_What to work on_
How many lines in the records below contain the word "JSON"? Give only the number.
═══ Excerpted records
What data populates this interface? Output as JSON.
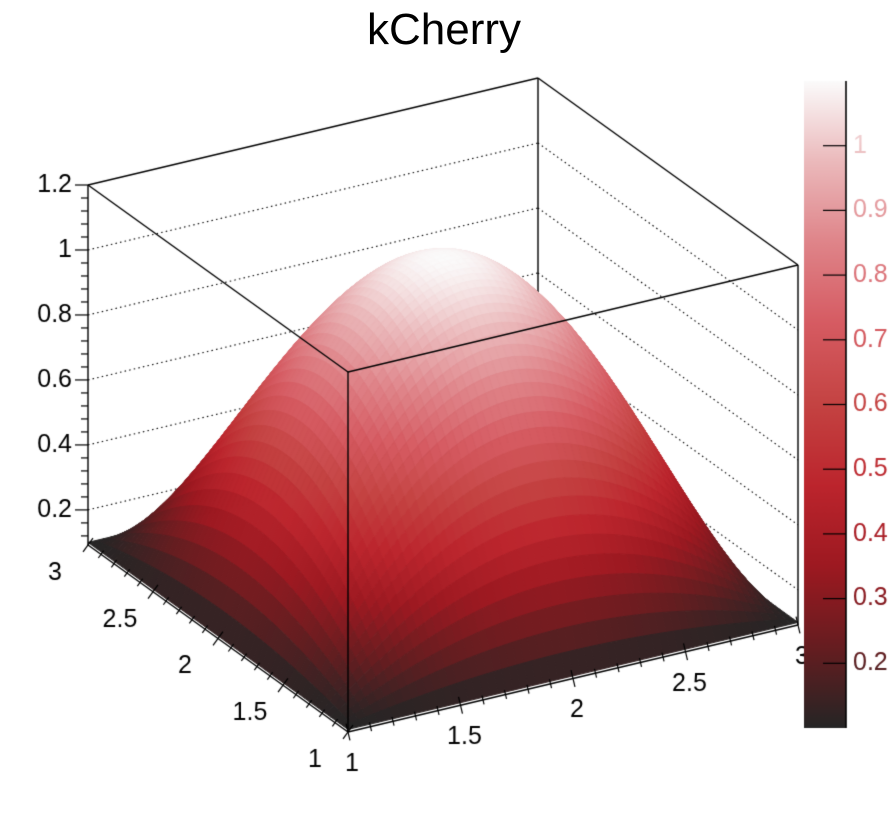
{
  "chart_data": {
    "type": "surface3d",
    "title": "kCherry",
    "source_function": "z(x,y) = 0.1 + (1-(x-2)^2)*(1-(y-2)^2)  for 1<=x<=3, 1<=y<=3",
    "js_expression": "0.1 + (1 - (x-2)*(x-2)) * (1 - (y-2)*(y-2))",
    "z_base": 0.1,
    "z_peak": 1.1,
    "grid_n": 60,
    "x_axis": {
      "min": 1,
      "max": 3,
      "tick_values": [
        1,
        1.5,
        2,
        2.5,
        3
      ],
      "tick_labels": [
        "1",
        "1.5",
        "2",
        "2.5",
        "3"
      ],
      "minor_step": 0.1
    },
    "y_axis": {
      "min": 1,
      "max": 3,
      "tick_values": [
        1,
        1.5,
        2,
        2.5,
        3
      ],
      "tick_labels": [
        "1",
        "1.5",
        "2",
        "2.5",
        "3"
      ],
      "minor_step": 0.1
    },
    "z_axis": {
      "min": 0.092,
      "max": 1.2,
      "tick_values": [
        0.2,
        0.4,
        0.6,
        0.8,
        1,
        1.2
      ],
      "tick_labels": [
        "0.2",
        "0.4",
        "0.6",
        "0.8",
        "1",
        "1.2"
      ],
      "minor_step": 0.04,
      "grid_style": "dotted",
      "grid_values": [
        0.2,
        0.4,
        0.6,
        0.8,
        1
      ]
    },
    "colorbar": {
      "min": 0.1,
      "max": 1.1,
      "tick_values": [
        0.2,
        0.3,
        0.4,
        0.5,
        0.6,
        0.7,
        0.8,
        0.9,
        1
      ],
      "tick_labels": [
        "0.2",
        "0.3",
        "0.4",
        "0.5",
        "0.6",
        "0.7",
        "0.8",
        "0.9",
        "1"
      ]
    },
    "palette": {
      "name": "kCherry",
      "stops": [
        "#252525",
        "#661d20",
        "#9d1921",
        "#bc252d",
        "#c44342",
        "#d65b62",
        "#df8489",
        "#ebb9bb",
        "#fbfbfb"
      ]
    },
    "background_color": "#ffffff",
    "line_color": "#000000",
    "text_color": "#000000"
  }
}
══════
═══ Excerpted records
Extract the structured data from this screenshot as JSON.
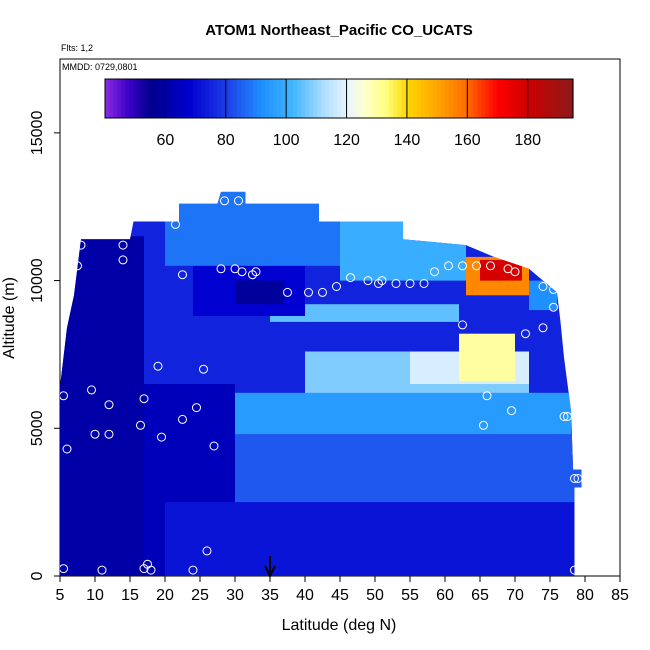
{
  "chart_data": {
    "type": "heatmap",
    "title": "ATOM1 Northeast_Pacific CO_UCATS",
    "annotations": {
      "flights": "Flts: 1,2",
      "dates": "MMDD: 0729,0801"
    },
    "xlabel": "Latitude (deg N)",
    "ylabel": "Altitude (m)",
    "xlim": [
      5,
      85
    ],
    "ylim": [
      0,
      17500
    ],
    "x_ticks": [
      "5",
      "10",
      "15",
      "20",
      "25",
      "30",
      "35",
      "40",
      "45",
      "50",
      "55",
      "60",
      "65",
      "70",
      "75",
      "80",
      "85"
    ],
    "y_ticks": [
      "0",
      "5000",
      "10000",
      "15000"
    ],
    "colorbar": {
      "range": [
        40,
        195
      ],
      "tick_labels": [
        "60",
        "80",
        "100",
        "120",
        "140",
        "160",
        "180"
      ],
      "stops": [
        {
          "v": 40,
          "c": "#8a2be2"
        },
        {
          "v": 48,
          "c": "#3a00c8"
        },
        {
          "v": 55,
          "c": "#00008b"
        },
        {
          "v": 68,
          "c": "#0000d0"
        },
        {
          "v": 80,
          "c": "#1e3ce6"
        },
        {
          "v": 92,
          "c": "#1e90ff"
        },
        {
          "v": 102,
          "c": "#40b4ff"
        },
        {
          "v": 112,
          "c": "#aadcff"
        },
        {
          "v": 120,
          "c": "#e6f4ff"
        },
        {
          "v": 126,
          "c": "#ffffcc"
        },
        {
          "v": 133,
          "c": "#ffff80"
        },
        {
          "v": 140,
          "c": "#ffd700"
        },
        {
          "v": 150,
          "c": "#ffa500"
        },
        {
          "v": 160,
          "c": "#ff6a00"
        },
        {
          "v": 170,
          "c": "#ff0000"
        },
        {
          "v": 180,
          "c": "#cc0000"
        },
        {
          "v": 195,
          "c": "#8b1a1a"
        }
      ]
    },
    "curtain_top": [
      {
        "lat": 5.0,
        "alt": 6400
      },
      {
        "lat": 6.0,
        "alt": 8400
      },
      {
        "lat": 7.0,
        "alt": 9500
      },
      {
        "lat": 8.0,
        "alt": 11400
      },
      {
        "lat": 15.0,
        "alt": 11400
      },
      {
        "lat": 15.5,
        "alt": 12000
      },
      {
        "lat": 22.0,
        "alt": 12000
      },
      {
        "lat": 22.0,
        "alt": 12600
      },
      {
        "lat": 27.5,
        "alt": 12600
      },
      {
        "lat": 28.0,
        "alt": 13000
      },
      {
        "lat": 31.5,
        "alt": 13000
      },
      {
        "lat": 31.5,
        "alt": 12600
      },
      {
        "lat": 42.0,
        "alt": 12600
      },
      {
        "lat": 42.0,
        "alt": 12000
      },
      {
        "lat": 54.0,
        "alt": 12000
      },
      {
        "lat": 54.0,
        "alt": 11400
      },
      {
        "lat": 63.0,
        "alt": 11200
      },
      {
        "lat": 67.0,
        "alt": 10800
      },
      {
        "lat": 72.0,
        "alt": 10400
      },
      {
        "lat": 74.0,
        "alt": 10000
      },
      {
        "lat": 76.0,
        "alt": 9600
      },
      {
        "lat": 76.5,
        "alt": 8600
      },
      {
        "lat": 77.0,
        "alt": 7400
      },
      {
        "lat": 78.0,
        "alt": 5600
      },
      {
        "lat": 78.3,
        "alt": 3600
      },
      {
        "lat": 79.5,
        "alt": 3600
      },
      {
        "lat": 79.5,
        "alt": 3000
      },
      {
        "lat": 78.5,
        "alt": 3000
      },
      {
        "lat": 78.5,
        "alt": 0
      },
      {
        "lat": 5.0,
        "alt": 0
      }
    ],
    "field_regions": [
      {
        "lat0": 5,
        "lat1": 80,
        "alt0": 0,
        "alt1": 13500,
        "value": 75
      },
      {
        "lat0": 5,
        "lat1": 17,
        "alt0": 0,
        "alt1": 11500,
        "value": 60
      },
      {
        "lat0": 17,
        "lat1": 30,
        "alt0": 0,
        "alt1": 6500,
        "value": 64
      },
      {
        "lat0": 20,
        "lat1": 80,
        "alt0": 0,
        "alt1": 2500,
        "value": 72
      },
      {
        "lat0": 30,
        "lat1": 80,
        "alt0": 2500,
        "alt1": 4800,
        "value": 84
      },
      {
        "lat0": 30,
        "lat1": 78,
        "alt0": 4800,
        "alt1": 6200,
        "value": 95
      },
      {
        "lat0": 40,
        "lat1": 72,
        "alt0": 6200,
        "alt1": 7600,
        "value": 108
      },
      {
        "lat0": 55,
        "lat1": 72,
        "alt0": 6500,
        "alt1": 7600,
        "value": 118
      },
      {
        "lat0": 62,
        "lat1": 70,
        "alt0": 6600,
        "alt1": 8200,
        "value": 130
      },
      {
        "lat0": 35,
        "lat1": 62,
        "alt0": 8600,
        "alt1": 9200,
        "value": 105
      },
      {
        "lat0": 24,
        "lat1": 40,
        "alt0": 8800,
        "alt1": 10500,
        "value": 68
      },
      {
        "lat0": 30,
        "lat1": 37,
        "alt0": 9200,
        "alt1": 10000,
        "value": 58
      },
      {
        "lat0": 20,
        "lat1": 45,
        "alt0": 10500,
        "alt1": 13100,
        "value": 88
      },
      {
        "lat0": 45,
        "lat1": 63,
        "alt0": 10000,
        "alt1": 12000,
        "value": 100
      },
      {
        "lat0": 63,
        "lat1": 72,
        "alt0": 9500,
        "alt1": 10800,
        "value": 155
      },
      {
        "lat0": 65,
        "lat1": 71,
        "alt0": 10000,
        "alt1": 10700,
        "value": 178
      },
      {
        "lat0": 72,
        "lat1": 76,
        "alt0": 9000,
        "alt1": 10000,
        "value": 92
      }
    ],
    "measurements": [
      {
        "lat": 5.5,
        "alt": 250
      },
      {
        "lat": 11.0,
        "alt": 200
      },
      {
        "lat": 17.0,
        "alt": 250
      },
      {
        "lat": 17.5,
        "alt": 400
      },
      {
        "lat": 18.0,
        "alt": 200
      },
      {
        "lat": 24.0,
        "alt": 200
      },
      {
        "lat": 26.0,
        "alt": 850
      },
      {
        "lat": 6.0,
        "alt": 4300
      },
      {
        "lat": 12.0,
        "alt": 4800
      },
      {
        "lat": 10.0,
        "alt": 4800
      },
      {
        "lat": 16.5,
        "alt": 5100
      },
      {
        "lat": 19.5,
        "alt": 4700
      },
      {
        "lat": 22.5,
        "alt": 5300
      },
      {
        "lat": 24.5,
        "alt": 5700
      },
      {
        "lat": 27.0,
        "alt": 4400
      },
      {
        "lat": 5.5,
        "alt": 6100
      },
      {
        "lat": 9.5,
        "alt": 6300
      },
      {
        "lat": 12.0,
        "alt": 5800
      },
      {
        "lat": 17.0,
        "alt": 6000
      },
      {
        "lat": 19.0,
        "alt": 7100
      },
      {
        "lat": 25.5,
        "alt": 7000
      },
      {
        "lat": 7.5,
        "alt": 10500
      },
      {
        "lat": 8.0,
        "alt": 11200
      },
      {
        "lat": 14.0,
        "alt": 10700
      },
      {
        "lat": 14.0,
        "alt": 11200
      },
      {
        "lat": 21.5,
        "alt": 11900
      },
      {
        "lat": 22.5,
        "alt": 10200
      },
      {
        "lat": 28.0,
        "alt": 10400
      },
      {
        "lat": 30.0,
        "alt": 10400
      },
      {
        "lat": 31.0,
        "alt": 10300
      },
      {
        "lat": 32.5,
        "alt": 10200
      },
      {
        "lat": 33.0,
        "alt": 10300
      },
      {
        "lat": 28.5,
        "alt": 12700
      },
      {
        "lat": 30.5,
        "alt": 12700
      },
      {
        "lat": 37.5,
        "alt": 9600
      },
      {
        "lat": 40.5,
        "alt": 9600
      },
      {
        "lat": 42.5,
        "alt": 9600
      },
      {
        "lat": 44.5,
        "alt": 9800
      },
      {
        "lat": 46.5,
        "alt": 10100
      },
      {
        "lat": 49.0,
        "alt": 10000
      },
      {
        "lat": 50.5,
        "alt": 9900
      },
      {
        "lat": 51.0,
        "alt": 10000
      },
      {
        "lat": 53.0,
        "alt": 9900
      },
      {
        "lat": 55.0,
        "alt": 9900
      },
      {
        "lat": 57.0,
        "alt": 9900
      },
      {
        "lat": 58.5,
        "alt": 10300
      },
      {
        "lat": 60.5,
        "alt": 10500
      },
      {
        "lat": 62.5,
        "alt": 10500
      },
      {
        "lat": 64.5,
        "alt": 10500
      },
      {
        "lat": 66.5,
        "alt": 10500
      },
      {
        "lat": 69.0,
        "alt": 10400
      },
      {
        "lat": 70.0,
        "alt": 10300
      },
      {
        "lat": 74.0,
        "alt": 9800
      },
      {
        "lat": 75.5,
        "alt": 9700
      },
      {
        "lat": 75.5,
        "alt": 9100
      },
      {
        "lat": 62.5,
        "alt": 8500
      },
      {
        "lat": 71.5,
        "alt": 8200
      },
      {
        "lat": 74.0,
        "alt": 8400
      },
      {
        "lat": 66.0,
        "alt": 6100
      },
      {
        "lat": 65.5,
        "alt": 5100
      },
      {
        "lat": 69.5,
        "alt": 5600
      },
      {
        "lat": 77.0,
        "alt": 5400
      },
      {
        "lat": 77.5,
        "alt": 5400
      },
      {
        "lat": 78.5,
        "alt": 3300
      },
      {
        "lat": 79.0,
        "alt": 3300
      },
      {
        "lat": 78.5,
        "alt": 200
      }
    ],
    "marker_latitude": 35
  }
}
══════
_The completed task_
2